● **Work to complete**: Exclude the pictures and retype the entries as written.
** begin **
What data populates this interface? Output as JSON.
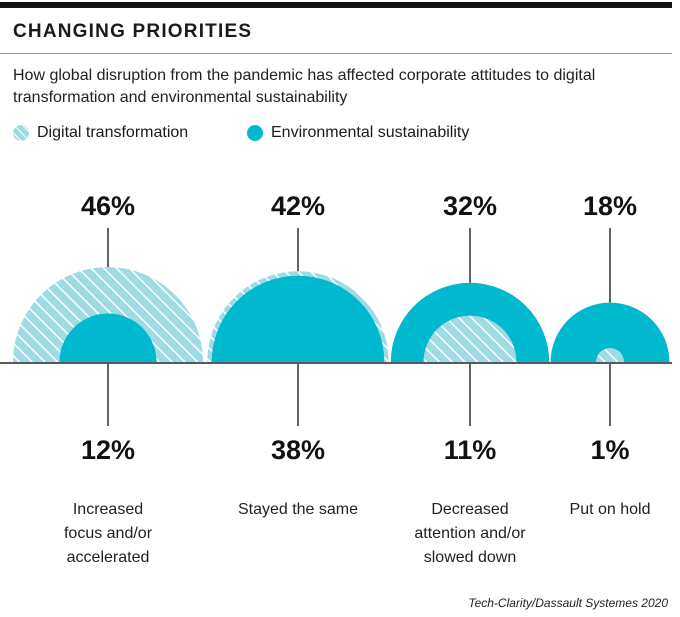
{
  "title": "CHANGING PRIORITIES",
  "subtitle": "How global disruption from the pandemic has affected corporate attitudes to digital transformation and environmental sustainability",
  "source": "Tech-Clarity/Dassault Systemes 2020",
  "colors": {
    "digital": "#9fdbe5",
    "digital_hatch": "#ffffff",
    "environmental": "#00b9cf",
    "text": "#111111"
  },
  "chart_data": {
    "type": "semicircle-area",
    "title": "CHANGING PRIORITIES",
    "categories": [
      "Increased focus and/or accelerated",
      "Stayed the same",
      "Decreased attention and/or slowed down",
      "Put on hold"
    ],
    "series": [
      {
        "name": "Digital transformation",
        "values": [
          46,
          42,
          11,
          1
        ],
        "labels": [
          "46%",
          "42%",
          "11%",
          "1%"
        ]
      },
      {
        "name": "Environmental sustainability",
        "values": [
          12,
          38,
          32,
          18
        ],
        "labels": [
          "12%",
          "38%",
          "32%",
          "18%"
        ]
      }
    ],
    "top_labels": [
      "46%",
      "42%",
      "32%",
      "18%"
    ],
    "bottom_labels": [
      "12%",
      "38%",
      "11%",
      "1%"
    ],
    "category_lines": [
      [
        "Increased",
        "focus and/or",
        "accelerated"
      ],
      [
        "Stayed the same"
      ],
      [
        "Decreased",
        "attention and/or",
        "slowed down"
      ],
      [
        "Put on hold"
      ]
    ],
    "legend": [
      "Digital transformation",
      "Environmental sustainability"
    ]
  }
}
** end **
● **Result of this exercise**:
What data populates this interface? Output as JSON.
{
  "title": "CHANGING PRIORITIES",
  "subtitle": "How global disruption from the pandemic has affected corporate attitudes to digital transformation and environmental sustainability",
  "source": "Tech-Clarity/Dassault Systemes 2020",
  "colors": {
    "digital": "#9fdbe5",
    "digital_hatch": "#ffffff",
    "environmental": "#00b9cf",
    "text": "#111111"
  },
  "chart_data": {
    "type": "semicircle-area",
    "title": "CHANGING PRIORITIES",
    "categories": [
      "Increased focus and/or accelerated",
      "Stayed the same",
      "Decreased attention and/or slowed down",
      "Put on hold"
    ],
    "series": [
      {
        "name": "Digital transformation",
        "values": [
          46,
          42,
          11,
          1
        ],
        "labels": [
          "46%",
          "42%",
          "11%",
          "1%"
        ]
      },
      {
        "name": "Environmental sustainability",
        "values": [
          12,
          38,
          32,
          18
        ],
        "labels": [
          "12%",
          "38%",
          "32%",
          "18%"
        ]
      }
    ],
    "top_labels": [
      "46%",
      "42%",
      "32%",
      "18%"
    ],
    "bottom_labels": [
      "12%",
      "38%",
      "11%",
      "1%"
    ],
    "category_lines": [
      [
        "Increased",
        "focus and/or",
        "accelerated"
      ],
      [
        "Stayed the same"
      ],
      [
        "Decreased",
        "attention and/or",
        "slowed down"
      ],
      [
        "Put on hold"
      ]
    ],
    "legend": [
      "Digital transformation",
      "Environmental sustainability"
    ]
  }
}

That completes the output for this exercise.